The problem: Filter the records below for the word "grid". Copy each line that holds it.

Information provided:
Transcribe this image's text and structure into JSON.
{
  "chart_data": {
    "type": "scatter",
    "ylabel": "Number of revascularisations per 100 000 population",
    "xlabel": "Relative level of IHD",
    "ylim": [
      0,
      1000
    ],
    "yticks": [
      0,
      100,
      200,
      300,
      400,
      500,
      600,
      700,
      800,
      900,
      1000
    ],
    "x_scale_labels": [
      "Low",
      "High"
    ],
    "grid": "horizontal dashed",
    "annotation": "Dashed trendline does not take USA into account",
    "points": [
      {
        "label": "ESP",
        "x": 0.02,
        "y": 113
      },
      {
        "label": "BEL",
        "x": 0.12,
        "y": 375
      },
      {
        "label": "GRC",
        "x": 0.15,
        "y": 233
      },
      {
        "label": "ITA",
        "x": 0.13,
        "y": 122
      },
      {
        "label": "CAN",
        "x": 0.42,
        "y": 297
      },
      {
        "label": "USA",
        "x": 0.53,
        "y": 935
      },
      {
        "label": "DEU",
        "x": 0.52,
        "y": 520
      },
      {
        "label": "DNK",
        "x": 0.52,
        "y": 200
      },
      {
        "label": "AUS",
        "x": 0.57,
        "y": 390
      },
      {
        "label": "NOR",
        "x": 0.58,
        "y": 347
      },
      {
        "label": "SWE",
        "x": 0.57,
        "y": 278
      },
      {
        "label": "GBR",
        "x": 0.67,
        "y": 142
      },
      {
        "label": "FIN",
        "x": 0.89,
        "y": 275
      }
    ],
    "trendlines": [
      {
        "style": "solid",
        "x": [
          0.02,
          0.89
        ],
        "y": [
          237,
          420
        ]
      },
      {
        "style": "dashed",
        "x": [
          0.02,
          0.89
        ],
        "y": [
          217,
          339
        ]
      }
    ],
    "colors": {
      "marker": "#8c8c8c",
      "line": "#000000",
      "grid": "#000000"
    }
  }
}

Complete response:
    "grid": "horizontal dashed",
      "grid": "#000000"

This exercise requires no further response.